● **What you are asked to do**
Write the data out again in full, with no departure from the original.

● **Stored data entries**
::::

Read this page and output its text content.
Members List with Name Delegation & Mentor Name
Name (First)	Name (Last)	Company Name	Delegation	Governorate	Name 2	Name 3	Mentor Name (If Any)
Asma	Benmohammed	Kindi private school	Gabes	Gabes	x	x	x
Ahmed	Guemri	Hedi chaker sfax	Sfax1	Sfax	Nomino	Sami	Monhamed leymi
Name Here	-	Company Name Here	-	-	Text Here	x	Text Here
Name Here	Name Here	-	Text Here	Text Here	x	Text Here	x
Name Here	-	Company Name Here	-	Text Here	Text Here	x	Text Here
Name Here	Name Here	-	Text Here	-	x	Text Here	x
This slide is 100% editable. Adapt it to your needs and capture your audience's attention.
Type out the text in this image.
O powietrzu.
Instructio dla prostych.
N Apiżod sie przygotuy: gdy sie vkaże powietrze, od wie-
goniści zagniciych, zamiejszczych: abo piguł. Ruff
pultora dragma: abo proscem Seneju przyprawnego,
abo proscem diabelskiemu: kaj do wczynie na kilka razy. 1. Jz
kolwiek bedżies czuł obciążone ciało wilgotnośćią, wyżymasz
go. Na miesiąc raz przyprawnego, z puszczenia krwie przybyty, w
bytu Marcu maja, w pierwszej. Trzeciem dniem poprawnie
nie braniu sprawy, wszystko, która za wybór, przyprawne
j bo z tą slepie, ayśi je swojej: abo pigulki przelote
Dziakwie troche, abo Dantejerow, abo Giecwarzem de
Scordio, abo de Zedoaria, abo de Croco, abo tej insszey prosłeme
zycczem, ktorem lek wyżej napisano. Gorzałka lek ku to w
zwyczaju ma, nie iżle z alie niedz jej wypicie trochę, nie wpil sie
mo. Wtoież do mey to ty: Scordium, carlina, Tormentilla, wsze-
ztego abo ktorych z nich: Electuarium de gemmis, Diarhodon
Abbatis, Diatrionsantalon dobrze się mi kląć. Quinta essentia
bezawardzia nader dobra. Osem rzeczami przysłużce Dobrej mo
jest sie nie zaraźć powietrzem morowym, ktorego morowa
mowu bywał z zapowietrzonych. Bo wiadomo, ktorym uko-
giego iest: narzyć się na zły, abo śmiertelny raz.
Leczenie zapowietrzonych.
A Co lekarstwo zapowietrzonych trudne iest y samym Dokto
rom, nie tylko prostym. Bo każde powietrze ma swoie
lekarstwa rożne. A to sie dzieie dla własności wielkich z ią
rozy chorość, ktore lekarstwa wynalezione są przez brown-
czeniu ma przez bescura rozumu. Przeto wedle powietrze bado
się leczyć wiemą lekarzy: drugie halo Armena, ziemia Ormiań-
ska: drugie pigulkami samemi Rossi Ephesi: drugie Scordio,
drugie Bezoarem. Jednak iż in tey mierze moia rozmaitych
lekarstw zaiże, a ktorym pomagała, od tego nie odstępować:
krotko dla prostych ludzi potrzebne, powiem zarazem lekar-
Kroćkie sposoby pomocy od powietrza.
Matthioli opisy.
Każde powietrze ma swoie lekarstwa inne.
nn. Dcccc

::::

● **Exercise output**
Read this page and output its text content.
Members List with Name Delegation & Mentor Name
Name (First)	Name (Last)	Company Name	Delegation	Governorate	Name 2	Name 3	Mentor Name (If Any)
Asma	Benmohammed	Kindi private school	Gabes	Gabes	x	x	x
Ahmed	Guemri	Hedi chaker sfax	Sfax1	Sfax	Nomino	Sami	Monhamed leymi
Name Here	-	Company Name Here	-	-	Text Here	x	Text Here
Name Here	Name Here	-	Text Here	Text Here	x	Text Here	x
Name Here	-	Company Name Here	-	Text Here	Text Here	x	Text Here
Name Here	Name Here	-	Text Here	-	x	Text Here	x
This slide is 100% editable. Adapt it to your needs and capture your audience's attention.
Type out the text in this image.
O powietrzu.
Instructio dla prostych.
N Apiżod sie przygotuy: gdy sie vkaże powietrze, od wie-
goniści zagniciych, zamiejszczych: abo piguł. Ruff
pultora dragma: abo proscem Seneju przyprawnego,
abo proscem diabelskiemu: kaj do wczynie na kilka razy. 1. Jz
kolwiek bedżies czuł obciążone ciało wilgotnośćią, wyżymasz
go. Na miesiąc raz przyprawnego, z puszczenia krwie przybyty, w
bytu Marcu maja, w pierwszej. Trzeciem dniem poprawnie
nie braniu sprawy, wszystko, która za wybór, przyprawne
j bo z tą slepie, ayśi je swojej: abo pigulki przelote
Dziakwie troche, abo Dantejerow, abo Giecwarzem de
Scordio, abo de Zedoaria, abo de Croco, abo tej insszey prosłeme
zycczem, ktorem lek wyżej napisano. Gorzałka lek ku to w
zwyczaju ma, nie iżle z alie niedz jej wypicie trochę, nie wpil sie
mo. Wtoież do mey to ty: Scordium, carlina, Tormentilla, wsze-
ztego abo ktorych z nich: Electuarium de gemmis, Diarhodon
Abbatis, Diatrionsantalon dobrze się mi kląć. Quinta essentia
bezawardzia nader dobra. Osem rzeczami przysłużce Dobrej mo
jest sie nie zaraźć powietrzem morowym, ktorego morowa
mowu bywał z zapowietrzonych. Bo wiadomo, ktorym uko-
giego iest: narzyć się na zły, abo śmiertelny raz.
Leczenie zapowietrzonych.
A Co lekarstwo zapowietrzonych trudne iest y samym Dokto
rom, nie tylko prostym. Bo każde powietrze ma swoie
lekarstwa rożne. A to sie dzieie dla własności wielkich z ią
rozy chorość, ktore lekarstwa wynalezione są przez brown-
czeniu ma przez bescura rozumu. Przeto wedle powietrze bado
się leczyć wiemą lekarzy: drugie halo Armena, ziemia Ormiań-
ska: drugie pigulkami samemi Rossi Ephesi: drugie Scordio,
drugie Bezoarem. Jednak iż in tey mierze moia rozmaitych
lekarstw zaiże, a ktorym pomagała, od tego nie odstępować:
krotko dla prostych ludzi potrzebne, powiem zarazem lekar-
Kroćkie sposoby pomocy od powietrza.
Matthioli opisy.
Każde powietrze ma swoie lekarstwa inne.
nn. Dcccc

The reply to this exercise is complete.